MATERIAL SHOWN -
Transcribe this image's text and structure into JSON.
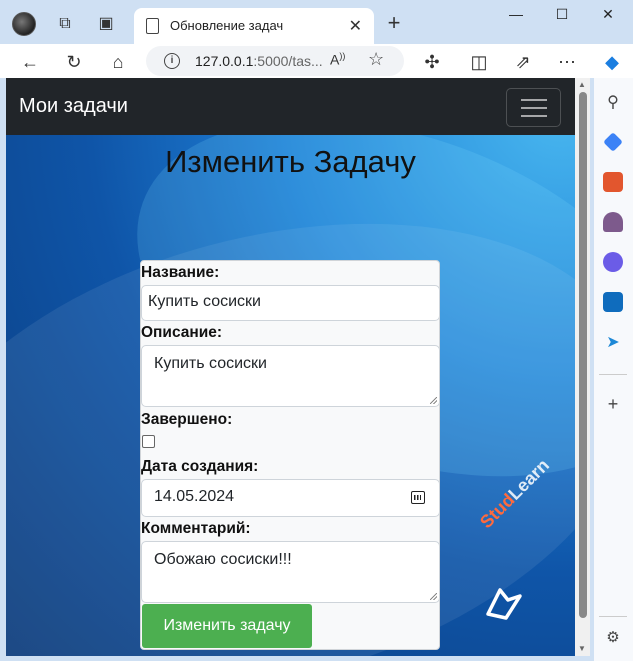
{
  "browser": {
    "tab_title": "Обновление задач",
    "url_host": "127.0.0.1",
    "url_rest": ":5000/tas...",
    "new_tab_label": "+",
    "close_tab_label": "✕"
  },
  "app": {
    "brand": "Мои задачи",
    "heading": "Изменить Задачу"
  },
  "form": {
    "title_label": "Название:",
    "title_value": "Купить сосиски",
    "description_label": "Описание:",
    "description_value": "Купить сосиски",
    "completed_label": "Завершено:",
    "completed": false,
    "created_label": "Дата создания:",
    "created_value": "14.05.2024",
    "comment_label": "Комментарий:",
    "comment_value": "Обожаю сосиски!!!",
    "submit_label": "Изменить задачу"
  },
  "watermark": {
    "part1": "Stud",
    "part2": "Learn"
  },
  "colors": {
    "navbar_bg": "#212529",
    "submit_bg": "#4caf50",
    "watermark_accent": "#ff6a3d"
  }
}
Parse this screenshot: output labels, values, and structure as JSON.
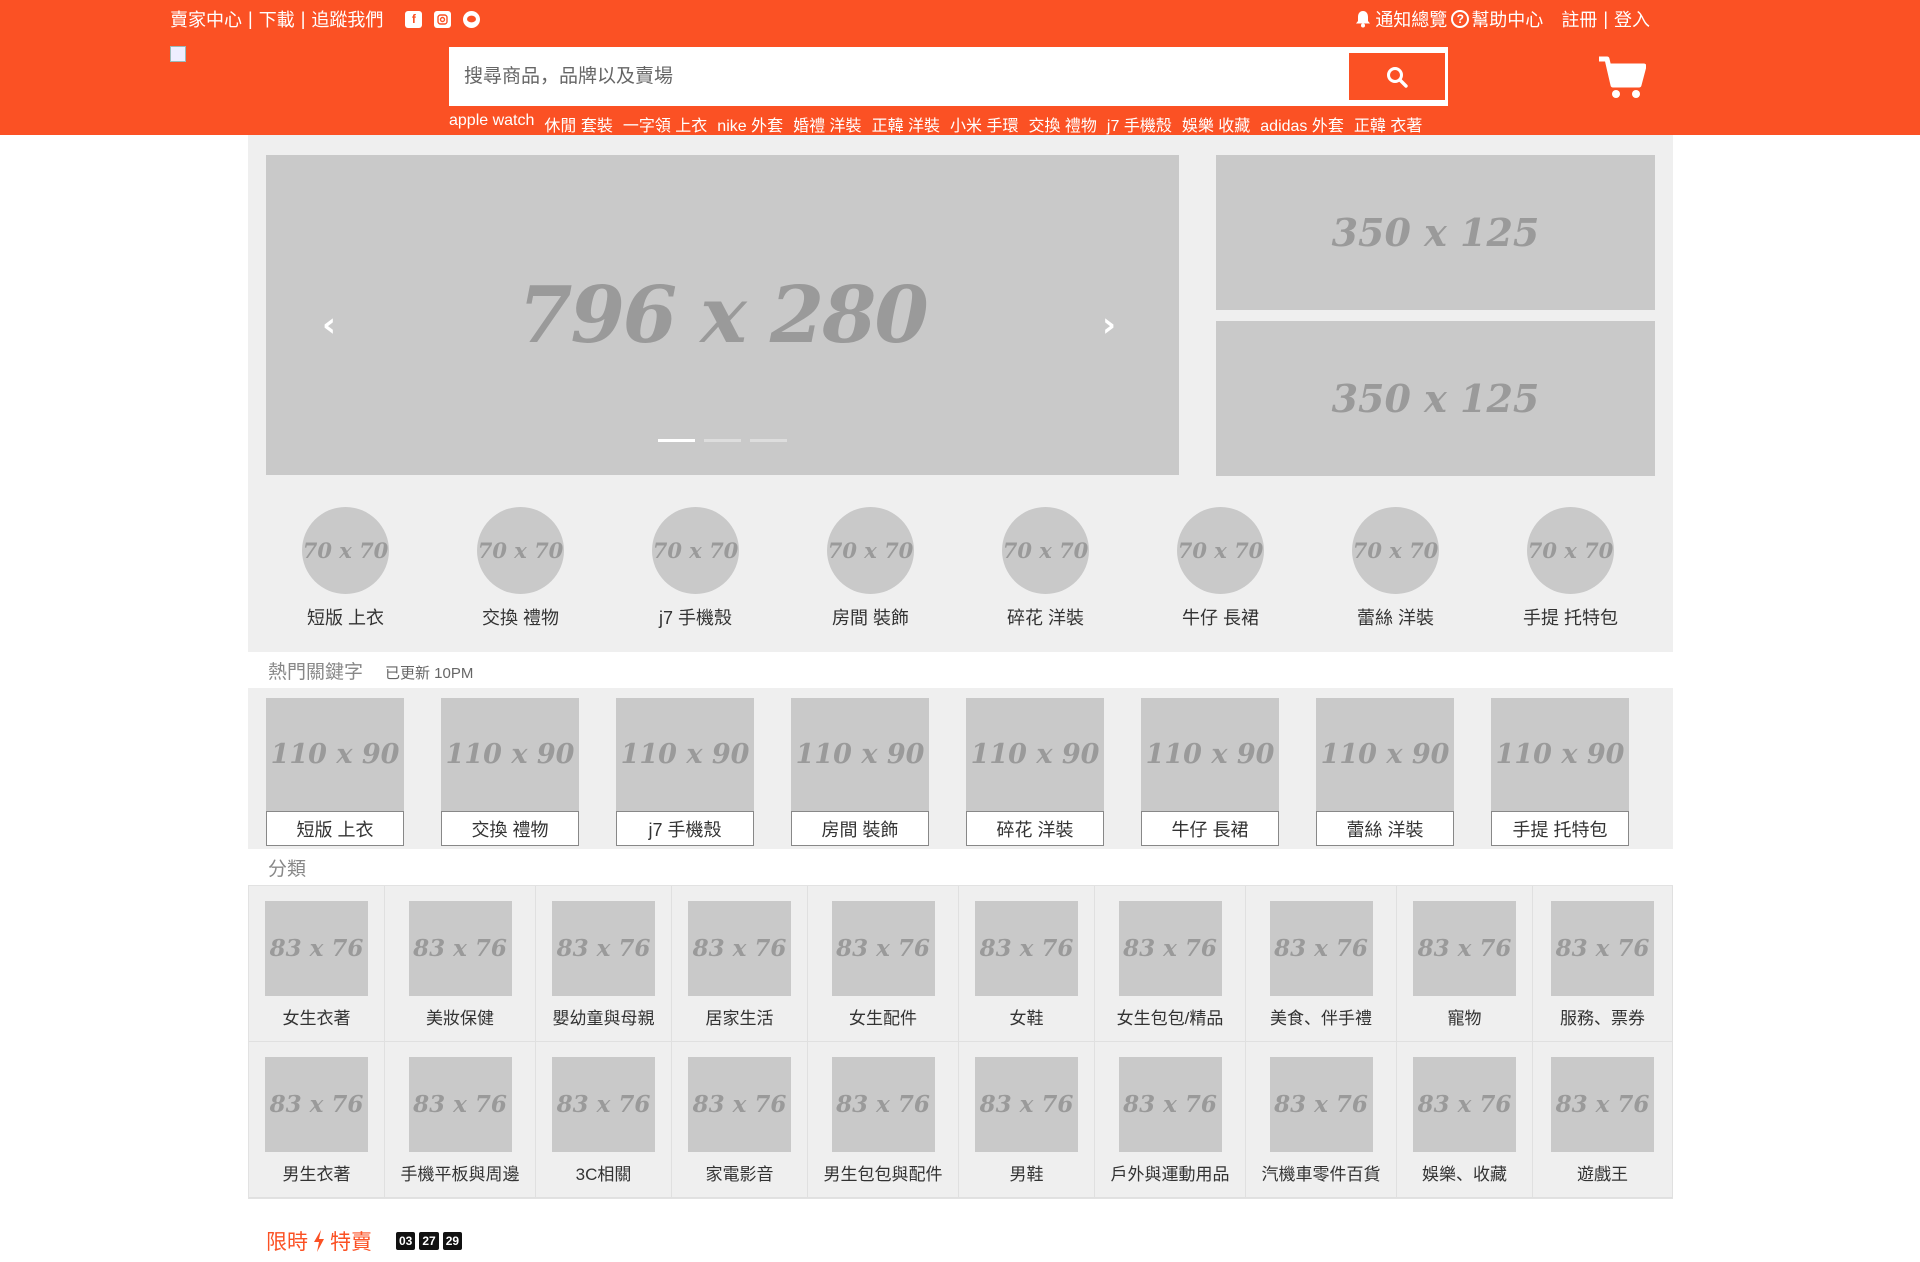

TASK TO COMPLETE - Copy the records word for word, leaving no picture in the copy.

RESULT -
Transcribe this image's text and structure into JSON.
{
  "browser": {
    "tab_title": "Обновление задач",
    "url_host": "127.0.0.1",
    "url_rest": ":5000/tas...",
    "new_tab_label": "+",
    "close_tab_label": "✕"
  },
  "app": {
    "brand": "Мои задачи",
    "heading": "Изменить Задачу"
  },
  "form": {
    "title_label": "Название:",
    "title_value": "Купить сосиски",
    "description_label": "Описание:",
    "description_value": "Купить сосиски",
    "completed_label": "Завершено:",
    "completed": false,
    "created_label": "Дата создания:",
    "created_value": "14.05.2024",
    "comment_label": "Комментарий:",
    "comment_value": "Обожаю сосиски!!!",
    "submit_label": "Изменить задачу"
  },
  "watermark": {
    "part1": "Stud",
    "part2": "Learn"
  },
  "colors": {
    "navbar_bg": "#212529",
    "submit_bg": "#4caf50",
    "watermark_accent": "#ff6a3d"
  }
}
Parse this screenshot: output labels, values, and structure as JSON.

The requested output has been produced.